* Extracted records
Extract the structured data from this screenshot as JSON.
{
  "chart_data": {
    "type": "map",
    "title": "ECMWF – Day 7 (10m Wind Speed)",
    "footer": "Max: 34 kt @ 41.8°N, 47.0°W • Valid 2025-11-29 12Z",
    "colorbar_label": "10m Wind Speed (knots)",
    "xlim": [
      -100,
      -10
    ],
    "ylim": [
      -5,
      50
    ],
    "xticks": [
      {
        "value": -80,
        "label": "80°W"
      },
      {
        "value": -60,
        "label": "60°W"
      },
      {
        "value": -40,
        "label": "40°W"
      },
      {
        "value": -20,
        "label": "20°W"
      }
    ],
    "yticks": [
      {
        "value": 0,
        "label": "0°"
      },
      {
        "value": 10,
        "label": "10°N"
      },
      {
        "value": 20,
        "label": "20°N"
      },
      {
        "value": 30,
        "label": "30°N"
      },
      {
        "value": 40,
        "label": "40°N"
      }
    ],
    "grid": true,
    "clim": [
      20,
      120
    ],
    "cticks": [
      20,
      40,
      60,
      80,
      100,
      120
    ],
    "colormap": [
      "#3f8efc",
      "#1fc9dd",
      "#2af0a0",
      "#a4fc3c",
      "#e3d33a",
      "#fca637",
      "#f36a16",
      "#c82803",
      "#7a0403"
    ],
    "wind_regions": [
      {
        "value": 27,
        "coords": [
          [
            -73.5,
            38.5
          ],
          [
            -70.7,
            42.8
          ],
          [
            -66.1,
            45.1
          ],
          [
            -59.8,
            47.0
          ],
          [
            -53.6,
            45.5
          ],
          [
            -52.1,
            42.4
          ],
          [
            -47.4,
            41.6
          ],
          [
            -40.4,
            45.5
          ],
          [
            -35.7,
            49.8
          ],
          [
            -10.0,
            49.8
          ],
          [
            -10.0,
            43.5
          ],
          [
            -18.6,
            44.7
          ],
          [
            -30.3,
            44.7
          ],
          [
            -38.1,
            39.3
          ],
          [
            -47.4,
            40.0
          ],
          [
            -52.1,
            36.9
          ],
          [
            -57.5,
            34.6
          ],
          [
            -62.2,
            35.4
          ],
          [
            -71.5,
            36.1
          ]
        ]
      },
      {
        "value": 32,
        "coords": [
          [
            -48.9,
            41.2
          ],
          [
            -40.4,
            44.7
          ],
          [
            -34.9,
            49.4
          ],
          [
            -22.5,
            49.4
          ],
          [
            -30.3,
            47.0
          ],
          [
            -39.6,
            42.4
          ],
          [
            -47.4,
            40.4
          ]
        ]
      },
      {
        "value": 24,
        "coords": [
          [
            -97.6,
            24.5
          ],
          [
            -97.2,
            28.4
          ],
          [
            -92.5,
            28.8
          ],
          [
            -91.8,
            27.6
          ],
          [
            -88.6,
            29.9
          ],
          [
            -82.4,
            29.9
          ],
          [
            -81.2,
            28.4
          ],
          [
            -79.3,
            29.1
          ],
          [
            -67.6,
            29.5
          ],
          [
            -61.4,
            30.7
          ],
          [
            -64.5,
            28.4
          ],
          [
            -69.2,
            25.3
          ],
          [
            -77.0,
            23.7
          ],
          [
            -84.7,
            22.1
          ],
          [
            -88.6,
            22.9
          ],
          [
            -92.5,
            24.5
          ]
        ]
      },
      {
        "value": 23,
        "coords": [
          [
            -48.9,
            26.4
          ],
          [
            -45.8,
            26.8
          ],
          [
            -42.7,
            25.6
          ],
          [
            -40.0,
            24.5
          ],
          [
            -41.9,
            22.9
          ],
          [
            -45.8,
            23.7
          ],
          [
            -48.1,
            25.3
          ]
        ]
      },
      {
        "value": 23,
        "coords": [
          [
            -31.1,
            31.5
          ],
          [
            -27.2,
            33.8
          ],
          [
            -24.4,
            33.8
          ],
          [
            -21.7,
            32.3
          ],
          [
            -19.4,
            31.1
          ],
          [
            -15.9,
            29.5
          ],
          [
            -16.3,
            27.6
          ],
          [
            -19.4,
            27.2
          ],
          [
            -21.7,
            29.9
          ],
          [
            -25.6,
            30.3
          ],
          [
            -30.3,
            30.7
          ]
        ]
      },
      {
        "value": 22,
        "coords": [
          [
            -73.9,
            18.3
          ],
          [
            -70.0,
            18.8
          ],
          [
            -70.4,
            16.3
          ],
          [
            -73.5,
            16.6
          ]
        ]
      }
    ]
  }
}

* Problem to work on
Every record shown above should be written out again exactly.

* Answer for the task
Extract the structured data from this screenshot as JSON.
{
  "chart_data": {
    "type": "map",
    "title": "ECMWF – Day 7 (10m Wind Speed)",
    "footer": "Max: 34 kt @ 41.8°N, 47.0°W • Valid 2025-11-29 12Z",
    "colorbar_label": "10m Wind Speed (knots)",
    "xlim": [
      -100,
      -10
    ],
    "ylim": [
      -5,
      50
    ],
    "xticks": [
      {
        "value": -80,
        "label": "80°W"
      },
      {
        "value": -60,
        "label": "60°W"
      },
      {
        "value": -40,
        "label": "40°W"
      },
      {
        "value": -20,
        "label": "20°W"
      }
    ],
    "yticks": [
      {
        "value": 0,
        "label": "0°"
      },
      {
        "value": 10,
        "label": "10°N"
      },
      {
        "value": 20,
        "label": "20°N"
      },
      {
        "value": 30,
        "label": "30°N"
      },
      {
        "value": 40,
        "label": "40°N"
      }
    ],
    "grid": true,
    "clim": [
      20,
      120
    ],
    "cticks": [
      20,
      40,
      60,
      80,
      100,
      120
    ],
    "colormap": [
      "#3f8efc",
      "#1fc9dd",
      "#2af0a0",
      "#a4fc3c",
      "#e3d33a",
      "#fca637",
      "#f36a16",
      "#c82803",
      "#7a0403"
    ],
    "wind_regions": [
      {
        "value": 27,
        "coords": [
          [
            -73.5,
            38.5
          ],
          [
            -70.7,
            42.8
          ],
          [
            -66.1,
            45.1
          ],
          [
            -59.8,
            47.0
          ],
          [
            -53.6,
            45.5
          ],
          [
            -52.1,
            42.4
          ],
          [
            -47.4,
            41.6
          ],
          [
            -40.4,
            45.5
          ],
          [
            -35.7,
            49.8
          ],
          [
            -10.0,
            49.8
          ],
          [
            -10.0,
            43.5
          ],
          [
            -18.6,
            44.7
          ],
          [
            -30.3,
            44.7
          ],
          [
            -38.1,
            39.3
          ],
          [
            -47.4,
            40.0
          ],
          [
            -52.1,
            36.9
          ],
          [
            -57.5,
            34.6
          ],
          [
            -62.2,
            35.4
          ],
          [
            -71.5,
            36.1
          ]
        ]
      },
      {
        "value": 32,
        "coords": [
          [
            -48.9,
            41.2
          ],
          [
            -40.4,
            44.7
          ],
          [
            -34.9,
            49.4
          ],
          [
            -22.5,
            49.4
          ],
          [
            -30.3,
            47.0
          ],
          [
            -39.6,
            42.4
          ],
          [
            -47.4,
            40.4
          ]
        ]
      },
      {
        "value": 24,
        "coords": [
          [
            -97.6,
            24.5
          ],
          [
            -97.2,
            28.4
          ],
          [
            -92.5,
            28.8
          ],
          [
            -91.8,
            27.6
          ],
          [
            -88.6,
            29.9
          ],
          [
            -82.4,
            29.9
          ],
          [
            -81.2,
            28.4
          ],
          [
            -79.3,
            29.1
          ],
          [
            -67.6,
            29.5
          ],
          [
            -61.4,
            30.7
          ],
          [
            -64.5,
            28.4
          ],
          [
            -69.2,
            25.3
          ],
          [
            -77.0,
            23.7
          ],
          [
            -84.7,
            22.1
          ],
          [
            -88.6,
            22.9
          ],
          [
            -92.5,
            24.5
          ]
        ]
      },
      {
        "value": 23,
        "coords": [
          [
            -48.9,
            26.4
          ],
          [
            -45.8,
            26.8
          ],
          [
            -42.7,
            25.6
          ],
          [
            -40.0,
            24.5
          ],
          [
            -41.9,
            22.9
          ],
          [
            -45.8,
            23.7
          ],
          [
            -48.1,
            25.3
          ]
        ]
      },
      {
        "value": 23,
        "coords": [
          [
            -31.1,
            31.5
          ],
          [
            -27.2,
            33.8
          ],
          [
            -24.4,
            33.8
          ],
          [
            -21.7,
            32.3
          ],
          [
            -19.4,
            31.1
          ],
          [
            -15.9,
            29.5
          ],
          [
            -16.3,
            27.6
          ],
          [
            -19.4,
            27.2
          ],
          [
            -21.7,
            29.9
          ],
          [
            -25.6,
            30.3
          ],
          [
            -30.3,
            30.7
          ]
        ]
      },
      {
        "value": 22,
        "coords": [
          [
            -73.9,
            18.3
          ],
          [
            -70.0,
            18.8
          ],
          [
            -70.4,
            16.3
          ],
          [
            -73.5,
            16.6
          ]
        ]
      }
    ]
  }
}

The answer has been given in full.